● OBJECTIVE: Records follow. Copy every line with "increased".

● SOURCE RECORDS:
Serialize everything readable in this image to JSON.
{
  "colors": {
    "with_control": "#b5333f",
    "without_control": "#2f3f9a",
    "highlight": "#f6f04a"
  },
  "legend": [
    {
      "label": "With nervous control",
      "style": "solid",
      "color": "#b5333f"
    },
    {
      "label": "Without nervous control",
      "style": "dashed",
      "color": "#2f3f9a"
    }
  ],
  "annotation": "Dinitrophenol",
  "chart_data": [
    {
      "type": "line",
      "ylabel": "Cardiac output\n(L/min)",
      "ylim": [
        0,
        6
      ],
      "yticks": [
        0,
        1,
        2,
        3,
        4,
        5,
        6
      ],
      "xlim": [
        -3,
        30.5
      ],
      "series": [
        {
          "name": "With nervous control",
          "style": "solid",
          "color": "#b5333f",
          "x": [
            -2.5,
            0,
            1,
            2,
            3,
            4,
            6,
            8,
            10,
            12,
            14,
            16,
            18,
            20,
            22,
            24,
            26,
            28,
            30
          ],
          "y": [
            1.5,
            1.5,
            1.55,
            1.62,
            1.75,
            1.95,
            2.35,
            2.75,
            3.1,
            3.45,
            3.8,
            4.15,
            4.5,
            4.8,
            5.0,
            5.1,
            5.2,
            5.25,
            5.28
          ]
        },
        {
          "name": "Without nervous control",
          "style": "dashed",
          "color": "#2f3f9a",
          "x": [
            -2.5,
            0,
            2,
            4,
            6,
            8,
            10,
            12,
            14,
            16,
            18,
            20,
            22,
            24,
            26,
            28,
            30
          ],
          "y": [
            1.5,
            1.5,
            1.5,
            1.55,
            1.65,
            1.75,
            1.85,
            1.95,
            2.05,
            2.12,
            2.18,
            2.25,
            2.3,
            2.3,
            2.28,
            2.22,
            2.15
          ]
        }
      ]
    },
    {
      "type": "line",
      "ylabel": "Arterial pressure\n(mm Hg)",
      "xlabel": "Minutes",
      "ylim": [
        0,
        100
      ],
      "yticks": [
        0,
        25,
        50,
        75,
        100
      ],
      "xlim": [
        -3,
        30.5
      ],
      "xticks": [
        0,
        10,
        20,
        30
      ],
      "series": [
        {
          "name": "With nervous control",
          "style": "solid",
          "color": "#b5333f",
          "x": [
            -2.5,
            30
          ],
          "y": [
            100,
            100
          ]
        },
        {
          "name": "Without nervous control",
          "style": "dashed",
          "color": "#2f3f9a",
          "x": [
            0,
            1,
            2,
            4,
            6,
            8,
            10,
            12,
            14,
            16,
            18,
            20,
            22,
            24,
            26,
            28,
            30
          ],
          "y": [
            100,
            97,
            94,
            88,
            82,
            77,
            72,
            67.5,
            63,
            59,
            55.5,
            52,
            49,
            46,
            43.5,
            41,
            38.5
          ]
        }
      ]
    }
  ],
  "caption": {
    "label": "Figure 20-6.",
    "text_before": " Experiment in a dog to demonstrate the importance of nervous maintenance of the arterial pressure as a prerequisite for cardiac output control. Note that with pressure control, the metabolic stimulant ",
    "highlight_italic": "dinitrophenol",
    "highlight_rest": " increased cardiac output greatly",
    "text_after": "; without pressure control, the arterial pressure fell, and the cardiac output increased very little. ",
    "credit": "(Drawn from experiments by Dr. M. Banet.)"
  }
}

● EXERCISE ANSWER:
    "highlight_rest": " increased cardiac output greatly",
    "text_after": "; without pressure control, the arterial pressure fell, and the cardiac output increased very little. ",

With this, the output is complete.